AIM OF THE EXERCISE - Reproduce all of the records exactly.
-- START ROWS --
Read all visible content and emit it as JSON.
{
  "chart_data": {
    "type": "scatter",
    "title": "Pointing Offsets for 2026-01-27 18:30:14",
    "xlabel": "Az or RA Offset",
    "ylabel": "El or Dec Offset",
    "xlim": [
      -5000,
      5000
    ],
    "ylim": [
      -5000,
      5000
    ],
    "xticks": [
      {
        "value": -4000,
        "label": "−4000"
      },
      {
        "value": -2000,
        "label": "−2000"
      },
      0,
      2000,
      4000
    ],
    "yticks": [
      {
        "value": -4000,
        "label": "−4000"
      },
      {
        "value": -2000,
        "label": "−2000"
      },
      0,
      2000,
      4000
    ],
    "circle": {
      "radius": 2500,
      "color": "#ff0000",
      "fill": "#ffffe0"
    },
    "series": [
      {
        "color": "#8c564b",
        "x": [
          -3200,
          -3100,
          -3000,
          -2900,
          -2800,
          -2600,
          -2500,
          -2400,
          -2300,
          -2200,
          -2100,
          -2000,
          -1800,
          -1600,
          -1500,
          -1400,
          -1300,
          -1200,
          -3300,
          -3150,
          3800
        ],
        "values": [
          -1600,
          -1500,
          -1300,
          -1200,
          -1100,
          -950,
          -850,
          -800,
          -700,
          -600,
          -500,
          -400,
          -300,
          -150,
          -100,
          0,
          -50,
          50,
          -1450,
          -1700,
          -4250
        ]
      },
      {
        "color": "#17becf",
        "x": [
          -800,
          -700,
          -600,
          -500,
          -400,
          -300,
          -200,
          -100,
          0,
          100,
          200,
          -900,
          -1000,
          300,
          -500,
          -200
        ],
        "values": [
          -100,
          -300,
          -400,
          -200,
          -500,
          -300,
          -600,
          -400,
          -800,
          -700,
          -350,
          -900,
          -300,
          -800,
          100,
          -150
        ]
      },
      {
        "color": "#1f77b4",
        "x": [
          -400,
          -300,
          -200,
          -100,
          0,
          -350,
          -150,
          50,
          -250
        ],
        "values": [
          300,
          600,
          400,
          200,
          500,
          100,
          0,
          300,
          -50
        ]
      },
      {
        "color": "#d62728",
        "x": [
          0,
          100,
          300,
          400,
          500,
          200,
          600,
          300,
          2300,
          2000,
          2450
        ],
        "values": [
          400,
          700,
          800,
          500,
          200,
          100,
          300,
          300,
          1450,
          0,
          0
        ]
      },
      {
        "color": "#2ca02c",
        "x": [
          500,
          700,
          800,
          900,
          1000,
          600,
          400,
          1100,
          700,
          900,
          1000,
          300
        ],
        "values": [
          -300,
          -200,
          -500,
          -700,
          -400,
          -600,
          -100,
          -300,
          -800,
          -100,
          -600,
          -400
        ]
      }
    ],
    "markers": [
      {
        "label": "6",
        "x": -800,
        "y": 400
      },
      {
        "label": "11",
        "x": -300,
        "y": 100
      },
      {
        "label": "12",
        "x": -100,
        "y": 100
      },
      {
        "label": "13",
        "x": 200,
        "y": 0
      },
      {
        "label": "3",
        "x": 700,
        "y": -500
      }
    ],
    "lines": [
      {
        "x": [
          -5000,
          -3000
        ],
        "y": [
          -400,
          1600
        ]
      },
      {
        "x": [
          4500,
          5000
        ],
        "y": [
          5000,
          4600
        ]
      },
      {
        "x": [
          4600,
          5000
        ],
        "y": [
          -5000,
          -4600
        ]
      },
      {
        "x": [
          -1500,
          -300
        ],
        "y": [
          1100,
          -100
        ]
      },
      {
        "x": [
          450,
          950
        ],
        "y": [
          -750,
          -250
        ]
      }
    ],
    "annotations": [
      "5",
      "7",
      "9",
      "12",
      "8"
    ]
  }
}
-- END ROWS --
WRITTEN REPLY -
Read all visible content and emit it as JSON.
{
  "chart_data": {
    "type": "scatter",
    "title": "Pointing Offsets for 2026-01-27 18:30:14",
    "xlabel": "Az or RA Offset",
    "ylabel": "El or Dec Offset",
    "xlim": [
      -5000,
      5000
    ],
    "ylim": [
      -5000,
      5000
    ],
    "xticks": [
      {
        "value": -4000,
        "label": "−4000"
      },
      {
        "value": -2000,
        "label": "−2000"
      },
      0,
      2000,
      4000
    ],
    "yticks": [
      {
        "value": -4000,
        "label": "−4000"
      },
      {
        "value": -2000,
        "label": "−2000"
      },
      0,
      2000,
      4000
    ],
    "circle": {
      "radius": 2500,
      "color": "#ff0000",
      "fill": "#ffffe0"
    },
    "series": [
      {
        "color": "#8c564b",
        "x": [
          -3200,
          -3100,
          -3000,
          -2900,
          -2800,
          -2600,
          -2500,
          -2400,
          -2300,
          -2200,
          -2100,
          -2000,
          -1800,
          -1600,
          -1500,
          -1400,
          -1300,
          -1200,
          -3300,
          -3150,
          3800
        ],
        "values": [
          -1600,
          -1500,
          -1300,
          -1200,
          -1100,
          -950,
          -850,
          -800,
          -700,
          -600,
          -500,
          -400,
          -300,
          -150,
          -100,
          0,
          -50,
          50,
          -1450,
          -1700,
          -4250
        ]
      },
      {
        "color": "#17becf",
        "x": [
          -800,
          -700,
          -600,
          -500,
          -400,
          -300,
          -200,
          -100,
          0,
          100,
          200,
          -900,
          -1000,
          300,
          -500,
          -200
        ],
        "values": [
          -100,
          -300,
          -400,
          -200,
          -500,
          -300,
          -600,
          -400,
          -800,
          -700,
          -350,
          -900,
          -300,
          -800,
          100,
          -150
        ]
      },
      {
        "color": "#1f77b4",
        "x": [
          -400,
          -300,
          -200,
          -100,
          0,
          -350,
          -150,
          50,
          -250
        ],
        "values": [
          300,
          600,
          400,
          200,
          500,
          100,
          0,
          300,
          -50
        ]
      },
      {
        "color": "#d62728",
        "x": [
          0,
          100,
          300,
          400,
          500,
          200,
          600,
          300,
          2300,
          2000,
          2450
        ],
        "values": [
          400,
          700,
          800,
          500,
          200,
          100,
          300,
          300,
          1450,
          0,
          0
        ]
      },
      {
        "color": "#2ca02c",
        "x": [
          500,
          700,
          800,
          900,
          1000,
          600,
          400,
          1100,
          700,
          900,
          1000,
          300
        ],
        "values": [
          -300,
          -200,
          -500,
          -700,
          -400,
          -600,
          -100,
          -300,
          -800,
          -100,
          -600,
          -400
        ]
      }
    ],
    "markers": [
      {
        "label": "6",
        "x": -800,
        "y": 400
      },
      {
        "label": "11",
        "x": -300,
        "y": 100
      },
      {
        "label": "12",
        "x": -100,
        "y": 100
      },
      {
        "label": "13",
        "x": 200,
        "y": 0
      },
      {
        "label": "3",
        "x": 700,
        "y": -500
      }
    ],
    "lines": [
      {
        "x": [
          -5000,
          -3000
        ],
        "y": [
          -400,
          1600
        ]
      },
      {
        "x": [
          4500,
          5000
        ],
        "y": [
          5000,
          4600
        ]
      },
      {
        "x": [
          4600,
          5000
        ],
        "y": [
          -5000,
          -4600
        ]
      },
      {
        "x": [
          -1500,
          -300
        ],
        "y": [
          1100,
          -100
        ]
      },
      {
        "x": [
          450,
          950
        ],
        "y": [
          -750,
          -250
        ]
      }
    ],
    "annotations": [
      "5",
      "7",
      "9",
      "12",
      "8"
    ]
  }
}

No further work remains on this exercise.